---------- Supplied records

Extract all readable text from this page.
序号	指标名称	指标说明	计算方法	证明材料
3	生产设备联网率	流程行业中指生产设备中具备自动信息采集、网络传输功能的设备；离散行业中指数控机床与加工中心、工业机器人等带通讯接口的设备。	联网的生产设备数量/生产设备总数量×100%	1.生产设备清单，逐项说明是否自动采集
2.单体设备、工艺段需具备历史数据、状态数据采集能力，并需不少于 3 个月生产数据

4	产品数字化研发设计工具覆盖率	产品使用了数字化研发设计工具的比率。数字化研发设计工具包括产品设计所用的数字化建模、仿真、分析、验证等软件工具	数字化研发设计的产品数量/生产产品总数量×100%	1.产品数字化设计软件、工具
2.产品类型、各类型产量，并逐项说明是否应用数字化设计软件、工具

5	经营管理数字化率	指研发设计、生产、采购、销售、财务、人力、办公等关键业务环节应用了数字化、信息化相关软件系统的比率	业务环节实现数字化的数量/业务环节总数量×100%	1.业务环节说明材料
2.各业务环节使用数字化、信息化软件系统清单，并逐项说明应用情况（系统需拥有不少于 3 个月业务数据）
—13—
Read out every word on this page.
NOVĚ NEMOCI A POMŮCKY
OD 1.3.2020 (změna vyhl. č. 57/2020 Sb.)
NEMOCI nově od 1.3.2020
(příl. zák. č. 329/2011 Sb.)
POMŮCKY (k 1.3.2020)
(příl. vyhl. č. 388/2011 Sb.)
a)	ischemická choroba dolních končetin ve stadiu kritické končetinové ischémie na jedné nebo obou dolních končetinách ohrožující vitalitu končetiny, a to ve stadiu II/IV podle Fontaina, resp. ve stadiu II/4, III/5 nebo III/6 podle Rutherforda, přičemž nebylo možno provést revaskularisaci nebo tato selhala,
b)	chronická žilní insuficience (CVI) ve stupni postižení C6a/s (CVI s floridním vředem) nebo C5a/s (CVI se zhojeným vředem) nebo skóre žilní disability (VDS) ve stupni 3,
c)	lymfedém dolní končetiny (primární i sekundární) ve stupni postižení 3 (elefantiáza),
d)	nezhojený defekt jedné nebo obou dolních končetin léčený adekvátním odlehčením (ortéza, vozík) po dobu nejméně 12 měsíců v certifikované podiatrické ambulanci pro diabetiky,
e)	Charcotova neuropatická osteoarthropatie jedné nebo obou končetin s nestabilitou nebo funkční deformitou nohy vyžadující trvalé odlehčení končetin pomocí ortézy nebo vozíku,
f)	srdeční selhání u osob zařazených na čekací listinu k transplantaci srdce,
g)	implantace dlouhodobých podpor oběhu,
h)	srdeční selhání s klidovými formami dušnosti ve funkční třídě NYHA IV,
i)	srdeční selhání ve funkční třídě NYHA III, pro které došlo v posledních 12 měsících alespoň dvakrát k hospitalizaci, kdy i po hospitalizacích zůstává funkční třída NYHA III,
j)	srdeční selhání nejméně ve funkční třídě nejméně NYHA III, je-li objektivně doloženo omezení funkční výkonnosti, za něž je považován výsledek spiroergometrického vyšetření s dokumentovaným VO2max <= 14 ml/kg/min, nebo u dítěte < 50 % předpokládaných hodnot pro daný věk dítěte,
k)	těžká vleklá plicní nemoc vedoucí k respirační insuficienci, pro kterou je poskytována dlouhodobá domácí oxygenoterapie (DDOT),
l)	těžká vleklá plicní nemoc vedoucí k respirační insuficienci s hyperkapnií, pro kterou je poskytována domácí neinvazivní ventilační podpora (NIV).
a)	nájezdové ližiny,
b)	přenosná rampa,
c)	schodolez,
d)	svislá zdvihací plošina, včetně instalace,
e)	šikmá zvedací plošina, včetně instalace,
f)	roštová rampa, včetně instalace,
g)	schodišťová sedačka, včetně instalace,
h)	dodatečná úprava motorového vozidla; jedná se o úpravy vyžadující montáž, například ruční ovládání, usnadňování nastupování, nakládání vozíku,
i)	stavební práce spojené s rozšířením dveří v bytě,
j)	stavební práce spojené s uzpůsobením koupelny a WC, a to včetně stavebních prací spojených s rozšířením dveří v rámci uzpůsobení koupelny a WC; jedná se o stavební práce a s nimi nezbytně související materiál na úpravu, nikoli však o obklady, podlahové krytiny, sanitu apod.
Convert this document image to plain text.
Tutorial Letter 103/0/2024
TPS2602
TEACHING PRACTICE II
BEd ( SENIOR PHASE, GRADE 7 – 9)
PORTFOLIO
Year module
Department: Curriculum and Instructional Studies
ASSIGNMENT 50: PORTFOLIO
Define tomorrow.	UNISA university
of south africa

--------------------

> [To do] Your task is to repeat the data exactly, with nothing left out.

> [Task response]
Extract all readable text from this page.
序号	指标名称	指标说明	计算方法	证明材料
3	生产设备联网率	流程行业中指生产设备中具备自动信息采集、网络传输功能的设备；离散行业中指数控机床与加工中心、工业机器人等带通讯接口的设备。	联网的生产设备数量/生产设备总数量×100%	1.生产设备清单，逐项说明是否自动采集
2.单体设备、工艺段需具备历史数据、状态数据采集能力，并需不少于 3 个月生产数据

4	产品数字化研发设计工具覆盖率	产品使用了数字化研发设计工具的比率。数字化研发设计工具包括产品设计所用的数字化建模、仿真、分析、验证等软件工具	数字化研发设计的产品数量/生产产品总数量×100%	1.产品数字化设计软件、工具
2.产品类型、各类型产量，并逐项说明是否应用数字化设计软件、工具

5	经营管理数字化率	指研发设计、生产、采购、销售、财务、人力、办公等关键业务环节应用了数字化、信息化相关软件系统的比率	业务环节实现数字化的数量/业务环节总数量×100%	1.业务环节说明材料
2.各业务环节使用数字化、信息化软件系统清单，并逐项说明应用情况（系统需拥有不少于 3 个月业务数据）
—13—
Read out every word on this page.
NOVĚ NEMOCI A POMŮCKY
OD 1.3.2020 (změna vyhl. č. 57/2020 Sb.)
NEMOCI nově od 1.3.2020
(příl. zák. č. 329/2011 Sb.)
POMŮCKY (k 1.3.2020)
(příl. vyhl. č. 388/2011 Sb.)
a)	ischemická choroba dolních končetin ve stadiu kritické končetinové ischémie na jedné nebo obou dolních končetinách ohrožující vitalitu končetiny, a to ve stadiu II/IV podle Fontaina, resp. ve stadiu II/4, III/5 nebo III/6 podle Rutherforda, přičemž nebylo možno provést revaskularisaci nebo tato selhala,
b)	chronická žilní insuficience (CVI) ve stupni postižení C6a/s (CVI s floridním vředem) nebo C5a/s (CVI se zhojeným vředem) nebo skóre žilní disability (VDS) ve stupni 3,
c)	lymfedém dolní končetiny (primární i sekundární) ve stupni postižení 3 (elefantiáza),
d)	nezhojený defekt jedné nebo obou dolních končetin léčený adekvátním odlehčením (ortéza, vozík) po dobu nejméně 12 měsíců v certifikované podiatrické ambulanci pro diabetiky,
e)	Charcotova neuropatická osteoarthropatie jedné nebo obou končetin s nestabilitou nebo funkční deformitou nohy vyžadující trvalé odlehčení končetin pomocí ortézy nebo vozíku,
f)	srdeční selhání u osob zařazených na čekací listinu k transplantaci srdce,
g)	implantace dlouhodobých podpor oběhu,
h)	srdeční selhání s klidovými formami dušnosti ve funkční třídě NYHA IV,
i)	srdeční selhání ve funkční třídě NYHA III, pro které došlo v posledních 12 měsících alespoň dvakrát k hospitalizaci, kdy i po hospitalizacích zůstává funkční třída NYHA III,
j)	srdeční selhání nejméně ve funkční třídě nejméně NYHA III, je-li objektivně doloženo omezení funkční výkonnosti, za něž je považován výsledek spiroergometrického vyšetření s dokumentovaným VO2max <= 14 ml/kg/min, nebo u dítěte < 50 % předpokládaných hodnot pro daný věk dítěte,
k)	těžká vleklá plicní nemoc vedoucí k respirační insuficienci, pro kterou je poskytována dlouhodobá domácí oxygenoterapie (DDOT),
l)	těžká vleklá plicní nemoc vedoucí k respirační insuficienci s hyperkapnií, pro kterou je poskytována domácí neinvazivní ventilační podpora (NIV).
a)	nájezdové ližiny,
b)	přenosná rampa,
c)	schodolez,
d)	svislá zdvihací plošina, včetně instalace,
e)	šikmá zvedací plošina, včetně instalace,
f)	roštová rampa, včetně instalace,
g)	schodišťová sedačka, včetně instalace,
h)	dodatečná úprava motorového vozidla; jedná se o úpravy vyžadující montáž, například ruční ovládání, usnadňování nastupování, nakládání vozíku,
i)	stavební práce spojené s rozšířením dveří v bytě,
j)	stavební práce spojené s uzpůsobením koupelny a WC, a to včetně stavebních prací spojených s rozšířením dveří v rámci uzpůsobení koupelny a WC; jedná se o stavební práce a s nimi nezbytně související materiál na úpravu, nikoli však o obklady, podlahové krytiny, sanitu apod.
Convert this document image to plain text.
Tutorial Letter 103/0/2024
TPS2602
TEACHING PRACTICE II
BEd ( SENIOR PHASE, GRADE 7 – 9)
PORTFOLIO
Year module
Department: Curriculum and Instructional Studies
ASSIGNMENT 50: PORTFOLIO
Define tomorrow.	UNISA university
of south africa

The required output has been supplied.